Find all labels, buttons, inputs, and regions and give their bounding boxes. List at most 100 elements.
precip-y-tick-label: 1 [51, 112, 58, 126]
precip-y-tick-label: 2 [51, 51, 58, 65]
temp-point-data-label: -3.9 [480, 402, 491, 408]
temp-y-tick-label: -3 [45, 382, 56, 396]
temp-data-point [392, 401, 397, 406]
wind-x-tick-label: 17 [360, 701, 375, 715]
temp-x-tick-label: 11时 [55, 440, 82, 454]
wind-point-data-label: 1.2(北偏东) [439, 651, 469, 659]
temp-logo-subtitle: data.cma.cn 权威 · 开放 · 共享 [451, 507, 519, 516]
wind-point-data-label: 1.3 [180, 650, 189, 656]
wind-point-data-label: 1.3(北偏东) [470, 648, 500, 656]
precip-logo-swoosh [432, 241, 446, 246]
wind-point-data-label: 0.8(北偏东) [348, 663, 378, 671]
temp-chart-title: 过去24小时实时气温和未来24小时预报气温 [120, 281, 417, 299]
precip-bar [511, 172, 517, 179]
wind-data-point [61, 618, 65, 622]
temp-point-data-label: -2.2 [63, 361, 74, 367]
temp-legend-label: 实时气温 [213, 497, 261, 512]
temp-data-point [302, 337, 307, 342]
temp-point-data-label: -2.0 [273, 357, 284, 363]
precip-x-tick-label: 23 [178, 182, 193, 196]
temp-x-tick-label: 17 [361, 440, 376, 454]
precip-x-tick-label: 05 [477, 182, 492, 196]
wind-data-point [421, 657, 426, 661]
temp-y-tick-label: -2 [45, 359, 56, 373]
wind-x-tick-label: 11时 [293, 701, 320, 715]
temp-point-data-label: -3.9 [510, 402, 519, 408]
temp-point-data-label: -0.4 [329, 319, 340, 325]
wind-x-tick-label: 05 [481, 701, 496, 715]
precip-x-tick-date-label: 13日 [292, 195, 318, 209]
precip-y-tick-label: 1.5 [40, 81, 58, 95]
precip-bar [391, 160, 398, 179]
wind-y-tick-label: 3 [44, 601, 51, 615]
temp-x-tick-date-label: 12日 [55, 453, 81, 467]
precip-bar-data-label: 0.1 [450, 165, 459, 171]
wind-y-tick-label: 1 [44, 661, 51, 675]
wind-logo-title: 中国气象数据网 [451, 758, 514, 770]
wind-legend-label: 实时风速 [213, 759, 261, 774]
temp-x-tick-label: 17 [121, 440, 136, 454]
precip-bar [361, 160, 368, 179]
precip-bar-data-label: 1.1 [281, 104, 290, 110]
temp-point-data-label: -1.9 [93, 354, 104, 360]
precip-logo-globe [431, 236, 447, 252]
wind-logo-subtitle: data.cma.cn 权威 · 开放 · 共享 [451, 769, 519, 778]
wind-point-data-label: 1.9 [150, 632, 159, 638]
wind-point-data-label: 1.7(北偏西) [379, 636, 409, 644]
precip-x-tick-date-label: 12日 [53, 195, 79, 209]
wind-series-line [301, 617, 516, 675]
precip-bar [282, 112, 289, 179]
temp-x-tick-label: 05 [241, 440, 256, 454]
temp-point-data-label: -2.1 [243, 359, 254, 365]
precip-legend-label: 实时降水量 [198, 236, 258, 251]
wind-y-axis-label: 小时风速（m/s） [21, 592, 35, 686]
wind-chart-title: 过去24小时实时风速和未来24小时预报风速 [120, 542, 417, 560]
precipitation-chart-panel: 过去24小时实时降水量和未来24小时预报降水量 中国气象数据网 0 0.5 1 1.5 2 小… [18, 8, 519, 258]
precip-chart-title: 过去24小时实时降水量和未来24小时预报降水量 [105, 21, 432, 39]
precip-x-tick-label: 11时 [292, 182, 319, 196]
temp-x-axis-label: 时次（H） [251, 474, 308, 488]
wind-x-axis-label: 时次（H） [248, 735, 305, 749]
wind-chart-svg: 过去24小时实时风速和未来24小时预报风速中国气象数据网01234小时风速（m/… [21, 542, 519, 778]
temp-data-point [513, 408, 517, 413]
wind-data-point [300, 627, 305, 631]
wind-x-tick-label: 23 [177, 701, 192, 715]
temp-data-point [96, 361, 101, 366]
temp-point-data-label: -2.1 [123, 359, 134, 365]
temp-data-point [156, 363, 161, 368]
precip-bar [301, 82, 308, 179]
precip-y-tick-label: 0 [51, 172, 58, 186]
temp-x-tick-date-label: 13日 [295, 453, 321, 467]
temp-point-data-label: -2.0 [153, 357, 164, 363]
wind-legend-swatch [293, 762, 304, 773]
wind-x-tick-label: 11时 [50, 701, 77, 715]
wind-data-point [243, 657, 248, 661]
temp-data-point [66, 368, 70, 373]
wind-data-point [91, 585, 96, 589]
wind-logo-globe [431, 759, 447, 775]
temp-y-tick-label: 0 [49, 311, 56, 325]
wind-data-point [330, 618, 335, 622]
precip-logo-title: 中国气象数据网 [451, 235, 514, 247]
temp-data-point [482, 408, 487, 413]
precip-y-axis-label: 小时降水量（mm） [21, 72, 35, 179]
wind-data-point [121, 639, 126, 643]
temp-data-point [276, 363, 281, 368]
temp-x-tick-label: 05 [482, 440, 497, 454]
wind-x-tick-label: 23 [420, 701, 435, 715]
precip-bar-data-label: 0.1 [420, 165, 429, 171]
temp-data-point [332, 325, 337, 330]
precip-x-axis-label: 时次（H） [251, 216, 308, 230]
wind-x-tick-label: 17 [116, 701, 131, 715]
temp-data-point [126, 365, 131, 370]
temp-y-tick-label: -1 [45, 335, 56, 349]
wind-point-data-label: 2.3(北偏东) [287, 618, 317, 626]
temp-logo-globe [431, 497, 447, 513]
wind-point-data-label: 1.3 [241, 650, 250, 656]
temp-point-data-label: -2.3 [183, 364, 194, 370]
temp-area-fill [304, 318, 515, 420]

---*---

Task requirements: Copy all of the lines above without changing anything.

Task answer:
Find all labels, buttons, inputs, and regions and give their bounding boxes. List at most 100 elements.
precip-y-tick-label: 1 [51, 112, 58, 126]
precip-y-tick-label: 2 [51, 51, 58, 65]
temp-point-data-label: -3.9 [480, 402, 491, 408]
temp-y-tick-label: -3 [45, 382, 56, 396]
temp-data-point [392, 401, 397, 406]
wind-x-tick-label: 17 [360, 701, 375, 715]
temp-x-tick-label: 11时 [55, 440, 82, 454]
wind-point-data-label: 1.2(北偏东) [439, 651, 469, 659]
temp-logo-subtitle: data.cma.cn 权威 · 开放 · 共享 [451, 507, 519, 516]
wind-point-data-label: 1.3 [180, 650, 189, 656]
wind-point-data-label: 1.3(北偏东) [470, 648, 500, 656]
precip-logo-swoosh [432, 241, 446, 246]
wind-point-data-label: 0.8(北偏东) [348, 663, 378, 671]
temp-chart-title: 过去24小时实时气温和未来24小时预报气温 [120, 281, 417, 299]
precip-bar [511, 172, 517, 179]
wind-data-point [61, 618, 65, 622]
temp-point-data-label: -2.2 [63, 361, 74, 367]
temp-legend-label: 实时气温 [213, 497, 261, 512]
temp-data-point [302, 337, 307, 342]
temp-point-data-label: -2.0 [273, 357, 284, 363]
precip-x-tick-label: 23 [178, 182, 193, 196]
temp-x-tick-label: 17 [361, 440, 376, 454]
precip-x-tick-label: 05 [477, 182, 492, 196]
wind-data-point [421, 657, 426, 661]
temp-y-tick-label: -2 [45, 359, 56, 373]
wind-x-tick-label: 11时 [293, 701, 320, 715]
temp-point-data-label: -3.9 [510, 402, 519, 408]
temp-point-data-label: -0.4 [329, 319, 340, 325]
wind-x-tick-label: 05 [481, 701, 496, 715]
precip-x-tick-date-label: 13日 [292, 195, 318, 209]
precip-y-tick-label: 1.5 [40, 81, 58, 95]
precip-bar [391, 160, 398, 179]
wind-y-tick-label: 3 [44, 601, 51, 615]
temp-x-tick-date-label: 12日 [55, 453, 81, 467]
precip-bar-data-label: 0.1 [450, 165, 459, 171]
wind-y-tick-label: 1 [44, 661, 51, 675]
wind-logo-title: 中国气象数据网 [451, 758, 514, 770]
wind-legend-label: 实时风速 [213, 759, 261, 774]
temp-x-tick-label: 17 [121, 440, 136, 454]
precip-bar [361, 160, 368, 179]
precip-bar-data-label: 1.1 [281, 104, 290, 110]
temp-point-data-label: -1.9 [93, 354, 104, 360]
precip-logo-globe [431, 236, 447, 252]
wind-logo-subtitle: data.cma.cn 权威 · 开放 · 共享 [451, 769, 519, 778]
wind-point-data-label: 1.9 [150, 632, 159, 638]
wind-point-data-label: 1.7(北偏西) [379, 636, 409, 644]
precip-x-tick-date-label: 12日 [53, 195, 79, 209]
wind-series-line [301, 617, 516, 675]
precip-bar [282, 112, 289, 179]
temp-x-tick-label: 05 [241, 440, 256, 454]
temp-point-data-label: -2.1 [243, 359, 254, 365]
precip-legend-label: 实时降水量 [198, 236, 258, 251]
wind-y-axis-label: 小时风速（m/s） [21, 592, 35, 686]
wind-chart-title: 过去24小时实时风速和未来24小时预报风速 [120, 542, 417, 560]
precipitation-chart-panel: 过去24小时实时降水量和未来24小时预报降水量 中国气象数据网 0 0.5 1 1.5 2 小… [18, 8, 519, 258]
precip-chart-title: 过去24小时实时降水量和未来24小时预报降水量 [105, 21, 432, 39]
precip-x-tick-label: 11时 [292, 182, 319, 196]
temp-x-axis-label: 时次（H） [251, 474, 308, 488]
wind-x-axis-label: 时次（H） [248, 735, 305, 749]
wind-chart-svg: 过去24小时实时风速和未来24小时预报风速中国气象数据网01234小时风速（m/… [21, 542, 519, 778]
temp-data-point [513, 408, 517, 413]
wind-data-point [300, 627, 305, 631]
wind-x-tick-label: 23 [177, 701, 192, 715]
temp-data-point [96, 361, 101, 366]
temp-point-data-label: -2.1 [123, 359, 134, 365]
temp-data-point [156, 363, 161, 368]
precip-bar [301, 82, 308, 179]
precip-y-tick-label: 0 [51, 172, 58, 186]
temp-x-tick-date-label: 13日 [295, 453, 321, 467]
temp-point-data-label: -2.0 [153, 357, 164, 363]
wind-legend-swatch [293, 762, 304, 773]
wind-x-tick-label: 11时 [50, 701, 77, 715]
wind-data-point [243, 657, 248, 661]
temp-data-point [66, 368, 70, 373]
wind-data-point [91, 585, 96, 589]
wind-logo-globe [431, 759, 447, 775]
temp-y-tick-label: 0 [49, 311, 56, 325]
wind-data-point [330, 618, 335, 622]
precip-logo-title: 中国气象数据网 [451, 235, 514, 247]
temp-data-point [482, 408, 487, 413]
precip-y-axis-label: 小时降水量（mm） [21, 72, 35, 179]
wind-data-point [121, 639, 126, 643]
temp-data-point [276, 363, 281, 368]
temp-x-tick-label: 05 [482, 440, 497, 454]
wind-x-tick-label: 23 [420, 701, 435, 715]
precip-bar-data-label: 0.1 [420, 165, 429, 171]
temp-data-point [332, 325, 337, 330]
precip-x-axis-label: 时次（H） [251, 216, 308, 230]
wind-x-tick-label: 17 [116, 701, 131, 715]
temp-data-point [126, 365, 131, 370]
temp-y-tick-label: -1 [45, 335, 56, 349]
wind-point-data-label: 2.3(北偏东) [287, 618, 317, 626]
temp-logo-globe [431, 497, 447, 513]
wind-point-data-label: 1.3 [241, 650, 250, 656]
temp-point-data-label: -2.3 [183, 364, 194, 370]
temp-area-fill [304, 318, 515, 420]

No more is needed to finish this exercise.